• DATA IN THIS EXERCISE:
** Begin **

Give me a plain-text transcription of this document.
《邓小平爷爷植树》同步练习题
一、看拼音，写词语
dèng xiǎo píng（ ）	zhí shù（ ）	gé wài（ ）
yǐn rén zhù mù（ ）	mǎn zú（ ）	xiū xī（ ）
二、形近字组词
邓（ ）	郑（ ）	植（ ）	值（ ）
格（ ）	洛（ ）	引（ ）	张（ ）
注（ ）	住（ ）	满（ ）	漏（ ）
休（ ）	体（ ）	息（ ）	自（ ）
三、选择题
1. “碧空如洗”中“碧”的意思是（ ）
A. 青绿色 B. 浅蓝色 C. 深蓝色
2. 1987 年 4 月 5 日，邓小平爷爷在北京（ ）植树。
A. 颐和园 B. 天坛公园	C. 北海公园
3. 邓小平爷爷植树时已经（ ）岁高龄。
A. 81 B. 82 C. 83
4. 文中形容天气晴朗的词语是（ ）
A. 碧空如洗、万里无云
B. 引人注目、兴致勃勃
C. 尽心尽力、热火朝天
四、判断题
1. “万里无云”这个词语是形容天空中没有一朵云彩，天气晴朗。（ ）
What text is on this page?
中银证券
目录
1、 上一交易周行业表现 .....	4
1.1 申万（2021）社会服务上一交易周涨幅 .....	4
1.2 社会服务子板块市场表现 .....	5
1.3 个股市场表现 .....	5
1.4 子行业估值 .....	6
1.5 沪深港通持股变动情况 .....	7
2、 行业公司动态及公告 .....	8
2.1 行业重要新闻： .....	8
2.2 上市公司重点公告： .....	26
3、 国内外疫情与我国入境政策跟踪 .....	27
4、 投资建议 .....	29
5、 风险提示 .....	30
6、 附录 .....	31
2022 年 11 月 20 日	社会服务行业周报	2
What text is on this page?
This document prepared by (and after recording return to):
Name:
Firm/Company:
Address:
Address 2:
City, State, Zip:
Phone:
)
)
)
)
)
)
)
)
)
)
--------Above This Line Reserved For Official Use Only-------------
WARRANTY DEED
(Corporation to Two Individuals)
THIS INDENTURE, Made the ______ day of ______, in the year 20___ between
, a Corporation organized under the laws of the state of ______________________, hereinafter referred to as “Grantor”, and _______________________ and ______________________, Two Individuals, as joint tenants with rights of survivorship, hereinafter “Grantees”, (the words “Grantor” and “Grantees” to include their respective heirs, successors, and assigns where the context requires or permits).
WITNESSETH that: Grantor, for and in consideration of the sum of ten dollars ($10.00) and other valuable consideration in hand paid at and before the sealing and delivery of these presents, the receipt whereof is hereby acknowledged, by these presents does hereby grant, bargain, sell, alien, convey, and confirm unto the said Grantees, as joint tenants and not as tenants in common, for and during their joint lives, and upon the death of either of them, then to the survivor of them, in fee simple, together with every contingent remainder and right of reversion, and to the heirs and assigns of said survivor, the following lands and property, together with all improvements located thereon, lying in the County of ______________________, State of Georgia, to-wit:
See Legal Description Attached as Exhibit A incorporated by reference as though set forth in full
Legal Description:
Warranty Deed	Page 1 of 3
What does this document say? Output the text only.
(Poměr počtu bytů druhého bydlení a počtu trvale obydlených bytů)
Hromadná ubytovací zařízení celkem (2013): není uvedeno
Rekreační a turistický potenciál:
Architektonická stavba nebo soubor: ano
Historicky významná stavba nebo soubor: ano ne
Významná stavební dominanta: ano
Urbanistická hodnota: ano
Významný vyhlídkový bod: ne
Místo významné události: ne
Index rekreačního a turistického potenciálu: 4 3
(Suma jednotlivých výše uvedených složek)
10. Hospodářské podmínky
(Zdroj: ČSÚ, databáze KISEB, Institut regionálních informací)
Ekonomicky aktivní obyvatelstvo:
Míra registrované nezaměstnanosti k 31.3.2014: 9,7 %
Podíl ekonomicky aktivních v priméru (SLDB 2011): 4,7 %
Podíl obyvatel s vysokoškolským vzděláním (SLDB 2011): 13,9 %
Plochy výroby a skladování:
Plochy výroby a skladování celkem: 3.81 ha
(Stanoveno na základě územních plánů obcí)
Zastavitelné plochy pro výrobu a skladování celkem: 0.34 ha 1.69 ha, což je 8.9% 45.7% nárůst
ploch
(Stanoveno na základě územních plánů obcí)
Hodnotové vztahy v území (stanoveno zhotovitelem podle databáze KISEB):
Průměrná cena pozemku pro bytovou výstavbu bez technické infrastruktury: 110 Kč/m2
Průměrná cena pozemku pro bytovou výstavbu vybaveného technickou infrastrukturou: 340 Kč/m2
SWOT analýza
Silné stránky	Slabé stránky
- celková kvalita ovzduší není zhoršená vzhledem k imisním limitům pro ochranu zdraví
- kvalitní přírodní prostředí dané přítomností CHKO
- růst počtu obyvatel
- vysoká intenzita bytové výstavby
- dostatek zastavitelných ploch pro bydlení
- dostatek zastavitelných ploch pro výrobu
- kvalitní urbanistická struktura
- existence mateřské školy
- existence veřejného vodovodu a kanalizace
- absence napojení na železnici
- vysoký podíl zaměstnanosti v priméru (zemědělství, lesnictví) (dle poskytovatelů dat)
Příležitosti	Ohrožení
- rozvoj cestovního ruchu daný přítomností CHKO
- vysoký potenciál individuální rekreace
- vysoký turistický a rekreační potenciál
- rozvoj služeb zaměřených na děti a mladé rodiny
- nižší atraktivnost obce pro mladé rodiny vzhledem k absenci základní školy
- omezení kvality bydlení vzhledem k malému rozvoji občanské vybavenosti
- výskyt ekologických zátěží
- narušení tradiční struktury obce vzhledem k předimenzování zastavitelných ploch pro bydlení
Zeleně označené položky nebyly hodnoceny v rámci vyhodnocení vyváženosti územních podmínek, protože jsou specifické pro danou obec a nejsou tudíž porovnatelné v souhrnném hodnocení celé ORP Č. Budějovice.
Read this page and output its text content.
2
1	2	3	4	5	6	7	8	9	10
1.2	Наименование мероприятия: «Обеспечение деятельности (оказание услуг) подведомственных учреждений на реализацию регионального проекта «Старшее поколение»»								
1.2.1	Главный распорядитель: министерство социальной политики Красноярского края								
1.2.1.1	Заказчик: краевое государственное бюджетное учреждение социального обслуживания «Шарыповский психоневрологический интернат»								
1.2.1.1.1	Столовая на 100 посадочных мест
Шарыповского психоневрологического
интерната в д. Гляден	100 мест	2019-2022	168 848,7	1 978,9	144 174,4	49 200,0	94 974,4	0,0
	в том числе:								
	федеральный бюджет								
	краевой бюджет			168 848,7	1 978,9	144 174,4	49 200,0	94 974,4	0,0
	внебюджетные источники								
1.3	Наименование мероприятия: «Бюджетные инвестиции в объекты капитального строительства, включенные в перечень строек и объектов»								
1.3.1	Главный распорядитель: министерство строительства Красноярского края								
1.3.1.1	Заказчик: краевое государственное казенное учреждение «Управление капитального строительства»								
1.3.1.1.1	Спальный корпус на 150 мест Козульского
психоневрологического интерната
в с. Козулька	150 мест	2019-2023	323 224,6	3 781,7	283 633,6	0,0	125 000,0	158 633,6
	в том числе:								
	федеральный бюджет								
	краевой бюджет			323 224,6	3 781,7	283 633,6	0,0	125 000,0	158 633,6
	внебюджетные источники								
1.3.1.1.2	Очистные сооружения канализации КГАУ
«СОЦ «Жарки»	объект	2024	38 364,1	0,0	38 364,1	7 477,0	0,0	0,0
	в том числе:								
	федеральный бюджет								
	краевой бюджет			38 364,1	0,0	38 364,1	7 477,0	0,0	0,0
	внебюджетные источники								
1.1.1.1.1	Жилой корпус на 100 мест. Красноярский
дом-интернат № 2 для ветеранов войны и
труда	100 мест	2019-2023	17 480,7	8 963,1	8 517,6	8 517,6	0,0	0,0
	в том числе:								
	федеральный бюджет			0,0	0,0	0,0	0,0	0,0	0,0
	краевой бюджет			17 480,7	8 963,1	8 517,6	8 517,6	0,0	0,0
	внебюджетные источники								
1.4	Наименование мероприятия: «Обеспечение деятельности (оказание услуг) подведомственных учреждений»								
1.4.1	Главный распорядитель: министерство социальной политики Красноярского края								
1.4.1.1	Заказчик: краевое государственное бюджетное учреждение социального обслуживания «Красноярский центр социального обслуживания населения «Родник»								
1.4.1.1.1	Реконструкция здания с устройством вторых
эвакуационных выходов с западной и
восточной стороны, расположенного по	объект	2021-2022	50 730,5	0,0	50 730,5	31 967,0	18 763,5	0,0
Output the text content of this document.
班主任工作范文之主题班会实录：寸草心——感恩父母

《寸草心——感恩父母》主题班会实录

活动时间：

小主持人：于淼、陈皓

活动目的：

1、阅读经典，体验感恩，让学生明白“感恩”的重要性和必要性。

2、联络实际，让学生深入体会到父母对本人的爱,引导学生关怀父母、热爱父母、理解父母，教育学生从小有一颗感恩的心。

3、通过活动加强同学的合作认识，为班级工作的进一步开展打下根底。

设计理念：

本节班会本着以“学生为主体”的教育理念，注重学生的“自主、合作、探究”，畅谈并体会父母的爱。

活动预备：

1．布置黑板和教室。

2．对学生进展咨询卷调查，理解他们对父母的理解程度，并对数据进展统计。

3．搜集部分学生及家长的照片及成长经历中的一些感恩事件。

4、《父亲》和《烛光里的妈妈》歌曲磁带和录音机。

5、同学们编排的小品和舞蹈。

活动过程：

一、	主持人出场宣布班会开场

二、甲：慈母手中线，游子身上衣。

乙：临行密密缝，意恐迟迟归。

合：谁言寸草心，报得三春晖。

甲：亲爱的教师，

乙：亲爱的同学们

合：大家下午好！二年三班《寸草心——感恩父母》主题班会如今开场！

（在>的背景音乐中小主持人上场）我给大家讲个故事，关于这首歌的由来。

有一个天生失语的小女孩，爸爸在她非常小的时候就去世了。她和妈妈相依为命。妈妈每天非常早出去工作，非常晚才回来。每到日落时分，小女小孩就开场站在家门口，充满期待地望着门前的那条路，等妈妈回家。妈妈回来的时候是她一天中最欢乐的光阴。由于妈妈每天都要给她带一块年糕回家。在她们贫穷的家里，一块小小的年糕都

** End **

• WHAT YOU SHOULD DO:
Produce an exact copy of the lines from the one containing "Output the text content of this document." through the last line, and of nothing else.

• ANSWER:
Output the text content of this document.
班主任工作范文之主题班会实录：寸草心——感恩父母

《寸草心——感恩父母》主题班会实录

活动时间：

小主持人：于淼、陈皓

活动目的：

1、阅读经典，体验感恩，让学生明白“感恩”的重要性和必要性。

2、联络实际，让学生深入体会到父母对本人的爱,引导学生关怀父母、热爱父母、理解父母，教育学生从小有一颗感恩的心。

3、通过活动加强同学的合作认识，为班级工作的进一步开展打下根底。

设计理念：

本节班会本着以“学生为主体”的教育理念，注重学生的“自主、合作、探究”，畅谈并体会父母的爱。

活动预备：

1．布置黑板和教室。

2．对学生进展咨询卷调查，理解他们对父母的理解程度，并对数据进展统计。

3．搜集部分学生及家长的照片及成长经历中的一些感恩事件。

4、《父亲》和《烛光里的妈妈》歌曲磁带和录音机。

5、同学们编排的小品和舞蹈。

活动过程：

一、	主持人出场宣布班会开场

二、甲：慈母手中线，游子身上衣。

乙：临行密密缝，意恐迟迟归。

合：谁言寸草心，报得三春晖。

甲：亲爱的教师，

乙：亲爱的同学们

合：大家下午好！二年三班《寸草心——感恩父母》主题班会如今开场！

（在>的背景音乐中小主持人上场）我给大家讲个故事，关于这首歌的由来。

有一个天生失语的小女孩，爸爸在她非常小的时候就去世了。她和妈妈相依为命。妈妈每天非常早出去工作，非常晚才回来。每到日落时分，小女小孩就开场站在家门口，充满期待地望着门前的那条路，等妈妈回家。妈妈回来的时候是她一天中最欢乐的光阴。由于妈妈每天都要给她带一块年糕回家。在她们贫穷的家里，一块小小的年糕都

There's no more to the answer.